DIRECTION:
All entries are to be given again verbatim.

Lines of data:
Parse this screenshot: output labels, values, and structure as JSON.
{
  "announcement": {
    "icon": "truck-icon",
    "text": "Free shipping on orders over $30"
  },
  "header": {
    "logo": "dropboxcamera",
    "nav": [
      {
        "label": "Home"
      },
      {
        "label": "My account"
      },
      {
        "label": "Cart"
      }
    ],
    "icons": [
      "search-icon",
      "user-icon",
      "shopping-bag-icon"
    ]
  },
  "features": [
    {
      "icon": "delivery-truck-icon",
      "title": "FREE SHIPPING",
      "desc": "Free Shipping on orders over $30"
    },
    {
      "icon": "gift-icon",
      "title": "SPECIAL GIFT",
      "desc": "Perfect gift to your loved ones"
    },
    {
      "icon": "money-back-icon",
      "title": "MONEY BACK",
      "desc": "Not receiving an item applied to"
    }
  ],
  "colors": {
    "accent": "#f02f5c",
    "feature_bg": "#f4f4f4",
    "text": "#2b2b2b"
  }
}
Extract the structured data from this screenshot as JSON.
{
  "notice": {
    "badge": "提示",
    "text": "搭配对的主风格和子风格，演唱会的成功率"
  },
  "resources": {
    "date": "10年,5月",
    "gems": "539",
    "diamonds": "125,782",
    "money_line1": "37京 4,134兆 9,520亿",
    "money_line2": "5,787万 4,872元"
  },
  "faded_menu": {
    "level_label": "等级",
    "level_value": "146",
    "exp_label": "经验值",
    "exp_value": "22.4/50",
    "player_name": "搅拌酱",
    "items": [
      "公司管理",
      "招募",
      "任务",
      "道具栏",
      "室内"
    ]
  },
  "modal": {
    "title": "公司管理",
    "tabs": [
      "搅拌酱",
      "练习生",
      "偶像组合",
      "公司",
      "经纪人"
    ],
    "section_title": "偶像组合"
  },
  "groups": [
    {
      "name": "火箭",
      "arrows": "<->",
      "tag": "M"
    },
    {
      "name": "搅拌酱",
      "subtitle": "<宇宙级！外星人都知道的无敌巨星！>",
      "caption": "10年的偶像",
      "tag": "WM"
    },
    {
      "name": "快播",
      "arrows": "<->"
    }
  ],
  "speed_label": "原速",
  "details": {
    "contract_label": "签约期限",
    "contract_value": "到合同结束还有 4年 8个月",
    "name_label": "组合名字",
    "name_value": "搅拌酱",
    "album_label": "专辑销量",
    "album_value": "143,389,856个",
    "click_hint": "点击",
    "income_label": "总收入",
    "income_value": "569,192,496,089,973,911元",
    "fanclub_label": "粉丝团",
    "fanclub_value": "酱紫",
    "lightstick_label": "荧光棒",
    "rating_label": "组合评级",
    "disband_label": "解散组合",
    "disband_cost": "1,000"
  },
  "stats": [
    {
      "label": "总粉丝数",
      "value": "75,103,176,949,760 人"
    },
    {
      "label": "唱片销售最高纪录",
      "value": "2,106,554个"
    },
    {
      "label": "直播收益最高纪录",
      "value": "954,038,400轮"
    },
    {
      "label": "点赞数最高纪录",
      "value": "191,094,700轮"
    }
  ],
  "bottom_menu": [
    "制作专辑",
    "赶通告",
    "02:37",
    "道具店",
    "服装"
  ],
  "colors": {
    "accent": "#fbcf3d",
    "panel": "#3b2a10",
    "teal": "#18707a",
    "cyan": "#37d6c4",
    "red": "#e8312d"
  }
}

EXERCISE RESULT:
Parse this screenshot: output labels, values, and structure as JSON.
{
  "announcement": {
    "icon": "truck-icon",
    "text": "Free shipping on orders over $30"
  },
  "header": {
    "logo": "dropboxcamera",
    "nav": [
      {
        "label": "Home"
      },
      {
        "label": "My account"
      },
      {
        "label": "Cart"
      }
    ],
    "icons": [
      "search-icon",
      "user-icon",
      "shopping-bag-icon"
    ]
  },
  "features": [
    {
      "icon": "delivery-truck-icon",
      "title": "FREE SHIPPING",
      "desc": "Free Shipping on orders over $30"
    },
    {
      "icon": "gift-icon",
      "title": "SPECIAL GIFT",
      "desc": "Perfect gift to your loved ones"
    },
    {
      "icon": "money-back-icon",
      "title": "MONEY BACK",
      "desc": "Not receiving an item applied to"
    }
  ],
  "colors": {
    "accent": "#f02f5c",
    "feature_bg": "#f4f4f4",
    "text": "#2b2b2b"
  }
}
Extract the structured data from this screenshot as JSON.
{
  "notice": {
    "badge": "提示",
    "text": "搭配对的主风格和子风格，演唱会的成功率"
  },
  "resources": {
    "date": "10年,5月",
    "gems": "539",
    "diamonds": "125,782",
    "money_line1": "37京 4,134兆 9,520亿",
    "money_line2": "5,787万 4,872元"
  },
  "faded_menu": {
    "level_label": "等级",
    "level_value": "146",
    "exp_label": "经验值",
    "exp_value": "22.4/50",
    "player_name": "搅拌酱",
    "items": [
      "公司管理",
      "招募",
      "任务",
      "道具栏",
      "室内"
    ]
  },
  "modal": {
    "title": "公司管理",
    "tabs": [
      "搅拌酱",
      "练习生",
      "偶像组合",
      "公司",
      "经纪人"
    ],
    "section_title": "偶像组合"
  },
  "groups": [
    {
      "name": "火箭",
      "arrows": "<->",
      "tag": "M"
    },
    {
      "name": "搅拌酱",
      "subtitle": "<宇宙级！外星人都知道的无敌巨星！>",
      "caption": "10年的偶像",
      "tag": "WM"
    },
    {
      "name": "快播",
      "arrows": "<->"
    }
  ],
  "speed_label": "原速",
  "details": {
    "contract_label": "签约期限",
    "contract_value": "到合同结束还有 4年 8个月",
    "name_label": "组合名字",
    "name_value": "搅拌酱",
    "album_label": "专辑销量",
    "album_value": "143,389,856个",
    "click_hint": "点击",
    "income_label": "总收入",
    "income_value": "569,192,496,089,973,911元",
    "fanclub_label": "粉丝团",
    "fanclub_value": "酱紫",
    "lightstick_label": "荧光棒",
    "rating_label": "组合评级",
    "disband_label": "解散组合",
    "disband_cost": "1,000"
  },
  "stats": [
    {
      "label": "总粉丝数",
      "value": "75,103,176,949,760 人"
    },
    {
      "label": "唱片销售最高纪录",
      "value": "2,106,554个"
    },
    {
      "label": "直播收益最高纪录",
      "value": "954,038,400轮"
    },
    {
      "label": "点赞数最高纪录",
      "value": "191,094,700轮"
    }
  ],
  "bottom_menu": [
    "制作专辑",
    "赶通告",
    "02:37",
    "道具店",
    "服装"
  ],
  "colors": {
    "accent": "#fbcf3d",
    "panel": "#3b2a10",
    "teal": "#18707a",
    "cyan": "#37d6c4",
    "red": "#e8312d"
  }
}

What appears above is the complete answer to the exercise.